◆ **What is expected**
Reproduce the listing word for word, leaving every picture behind.

_ _ _

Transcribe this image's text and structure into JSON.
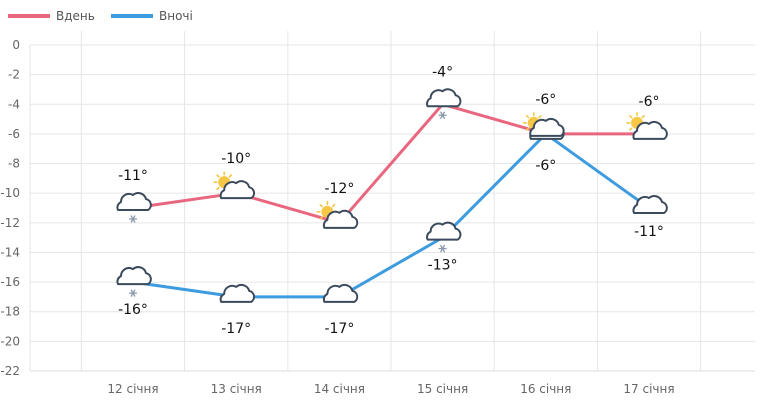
{
  "chart_data": {
    "type": "line",
    "categories": [
      "12 січня",
      "13 січня",
      "14 січня",
      "15 січня",
      "16 січня",
      "17 січня"
    ],
    "series": [
      {
        "name": "Вдень",
        "color": "#e8677f",
        "values": [
          -11,
          -10,
          -12,
          -4,
          -6,
          -6
        ],
        "labels": [
          "-11°",
          "-10°",
          "-12°",
          "-4°",
          "-6°",
          "-6°"
        ],
        "icons": [
          "cloud-snow-icon",
          "partly-sunny-icon",
          "partly-sunny-icon",
          "cloud-snow-icon",
          "partly-sunny-icon",
          "partly-sunny-icon"
        ]
      },
      {
        "name": "Вночі",
        "color": "#3d9be0",
        "values": [
          -16,
          -17,
          -17,
          -13,
          -6,
          -11
        ],
        "labels": [
          "-16°",
          "-17°",
          "-17°",
          "-13°",
          "-6°",
          "-11°"
        ],
        "icons": [
          "cloud-snow-icon",
          "partly-moon-icon",
          "partly-moon-icon",
          "cloud-snow-icon",
          "cloud-icon",
          "partly-moon-icon"
        ]
      }
    ],
    "ylim": [
      -22,
      0
    ],
    "yticks": [
      0,
      -2,
      -4,
      -6,
      -8,
      -10,
      -12,
      -14,
      -16,
      -18,
      -20,
      -22
    ],
    "grid": true,
    "legend": "top-left"
  }
}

_ _ _

◆ **Response for this exercise**
Transcribe this image's text and structure into JSON.
{
  "chart_data": {
    "type": "line",
    "categories": [
      "12 січня",
      "13 січня",
      "14 січня",
      "15 січня",
      "16 січня",
      "17 січня"
    ],
    "series": [
      {
        "name": "Вдень",
        "color": "#e8677f",
        "values": [
          -11,
          -10,
          -12,
          -4,
          -6,
          -6
        ],
        "labels": [
          "-11°",
          "-10°",
          "-12°",
          "-4°",
          "-6°",
          "-6°"
        ],
        "icons": [
          "cloud-snow-icon",
          "partly-sunny-icon",
          "partly-sunny-icon",
          "cloud-snow-icon",
          "partly-sunny-icon",
          "partly-sunny-icon"
        ]
      },
      {
        "name": "Вночі",
        "color": "#3d9be0",
        "values": [
          -16,
          -17,
          -17,
          -13,
          -6,
          -11
        ],
        "labels": [
          "-16°",
          "-17°",
          "-17°",
          "-13°",
          "-6°",
          "-11°"
        ],
        "icons": [
          "cloud-snow-icon",
          "partly-moon-icon",
          "partly-moon-icon",
          "cloud-snow-icon",
          "cloud-icon",
          "partly-moon-icon"
        ]
      }
    ],
    "ylim": [
      -22,
      0
    ],
    "yticks": [
      0,
      -2,
      -4,
      -6,
      -8,
      -10,
      -12,
      -14,
      -16,
      -18,
      -20,
      -22
    ],
    "grid": true,
    "legend": "top-left"
  }
}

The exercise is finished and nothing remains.